[Opening PASSAGE SHOWN section]

Object Packing and Scheduling for Sequential 3D Printing: a Linear Arithmetic Model and a CEGAR-inspired Optimal Solver
Pavel Surynek, Vojtěch Bubník, Lukáš Matěna, Petr Kubiš
TL;DR
The paper tackles arranging and scheduling objects for sequential 3D printing, where objects are produced one after another and the extruder must avoid collisions with prior prints. It introduces SEQ-PACK+S, a linear arithmetic formulation, and a CEGAR-inspired solver NRICLSolve-CEGAR-SEQ that iterative refines feasibility by checking geometric collisions. Experimental results show SMT-based solving (with Z3) outperforming CSP approaches, and demonstrate substantial efficiency gains from the CEGAR refinements when solving the sequential packing problem. This approach enables more robust and faster sequential 3D printing planning, with practical impact for improving print reliability and throughput.

[Closing PASSAGE SHOWN section]
[Opening INFORMATION PROVIDED section]

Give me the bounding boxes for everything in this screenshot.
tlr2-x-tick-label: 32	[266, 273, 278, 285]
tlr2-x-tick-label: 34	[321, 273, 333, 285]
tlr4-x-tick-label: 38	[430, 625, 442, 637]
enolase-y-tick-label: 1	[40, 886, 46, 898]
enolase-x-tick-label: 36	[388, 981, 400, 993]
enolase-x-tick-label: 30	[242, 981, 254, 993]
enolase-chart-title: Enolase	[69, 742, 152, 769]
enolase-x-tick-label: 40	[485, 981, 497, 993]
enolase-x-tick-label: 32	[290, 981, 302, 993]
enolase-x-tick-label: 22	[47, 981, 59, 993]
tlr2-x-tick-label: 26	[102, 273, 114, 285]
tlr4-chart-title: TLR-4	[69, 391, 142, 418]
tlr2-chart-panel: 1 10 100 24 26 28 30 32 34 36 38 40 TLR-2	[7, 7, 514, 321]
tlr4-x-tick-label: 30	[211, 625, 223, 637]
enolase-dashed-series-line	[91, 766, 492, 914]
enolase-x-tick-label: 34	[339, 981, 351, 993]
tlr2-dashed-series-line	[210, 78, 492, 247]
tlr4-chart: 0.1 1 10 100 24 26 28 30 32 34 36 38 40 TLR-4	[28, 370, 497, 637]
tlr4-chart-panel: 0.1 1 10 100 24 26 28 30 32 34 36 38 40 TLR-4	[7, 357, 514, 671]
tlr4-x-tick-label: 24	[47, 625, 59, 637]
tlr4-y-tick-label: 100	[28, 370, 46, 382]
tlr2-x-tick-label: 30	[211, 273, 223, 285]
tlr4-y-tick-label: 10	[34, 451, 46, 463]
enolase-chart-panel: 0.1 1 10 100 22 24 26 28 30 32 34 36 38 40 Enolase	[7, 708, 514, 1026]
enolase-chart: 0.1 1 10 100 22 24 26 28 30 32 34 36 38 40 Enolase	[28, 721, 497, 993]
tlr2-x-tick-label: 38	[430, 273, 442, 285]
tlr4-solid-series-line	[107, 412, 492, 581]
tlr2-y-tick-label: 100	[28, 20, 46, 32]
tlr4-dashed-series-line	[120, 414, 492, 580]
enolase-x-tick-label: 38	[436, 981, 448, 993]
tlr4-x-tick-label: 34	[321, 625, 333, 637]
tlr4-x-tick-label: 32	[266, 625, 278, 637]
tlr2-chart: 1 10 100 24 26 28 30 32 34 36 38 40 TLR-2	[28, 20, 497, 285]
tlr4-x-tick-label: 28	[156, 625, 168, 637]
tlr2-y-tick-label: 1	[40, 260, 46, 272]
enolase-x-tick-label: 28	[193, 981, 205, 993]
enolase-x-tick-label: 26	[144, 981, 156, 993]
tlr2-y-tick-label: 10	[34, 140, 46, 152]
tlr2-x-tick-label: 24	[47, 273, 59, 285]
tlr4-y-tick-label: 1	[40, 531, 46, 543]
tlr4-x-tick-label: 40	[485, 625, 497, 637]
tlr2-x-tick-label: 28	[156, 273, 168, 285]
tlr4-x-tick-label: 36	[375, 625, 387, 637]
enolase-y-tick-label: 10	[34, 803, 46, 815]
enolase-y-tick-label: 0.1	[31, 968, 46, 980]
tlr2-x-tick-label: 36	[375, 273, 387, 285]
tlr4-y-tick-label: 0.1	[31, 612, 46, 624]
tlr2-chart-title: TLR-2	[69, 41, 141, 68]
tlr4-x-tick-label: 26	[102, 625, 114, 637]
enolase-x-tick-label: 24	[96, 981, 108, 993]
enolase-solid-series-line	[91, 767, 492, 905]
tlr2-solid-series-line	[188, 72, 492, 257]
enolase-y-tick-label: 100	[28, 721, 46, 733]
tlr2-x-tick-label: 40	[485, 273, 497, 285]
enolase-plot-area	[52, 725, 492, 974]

[Closing INFORMATION PROVIDED section]

* CHECK YOUR UNDERSTANDING
1. Rewrite the paragraph of the paper summary beginning "The paper tackles arranging" as a short bulleted list that keeps its main facts.
2. Summarize the paper summary in two sentences.
3. List every author named in the paper summary.

* SOLUTIONS BY TASK
1.
- Problem: arranging and scheduling objects for sequential 3D printing, where objects are printed one after another and the extruder must avoid collisions with earlier prints.
- Contributions: SEQ-PACK+S, a linear arithmetic formulation, and NRICLSolve-CEGAR-SEQ, a CEGAR-inspired solver that refines feasibility by checking geometric collisions.
- Results: SMT-based solving with Z3 outperforms CSP approaches, and the CEGAR refinements bring substantial efficiency gains.
- Impact: more robust and faster planning for sequential 3D printing, improving print reliability and throughput.

2. The paper addresses arranging and scheduling objects for sequential 3D printing, where the extruder must avoid collisions with earlier prints. It introduces SEQ-PACK+S, a linear arithmetic formulation, and NRICLSolve-CEGAR-SEQ, a CEGAR-inspired solver that refines feasibility by checking geometric collisions, and it shows that SMT-based solving with Z3 outperforms CSP approaches and that the CEGAR refinements give substantial efficiency gains.

3.
- Pavel Surynek
- Vojtěch Bubník
- Lukáš Matěna
- Petr Kubiš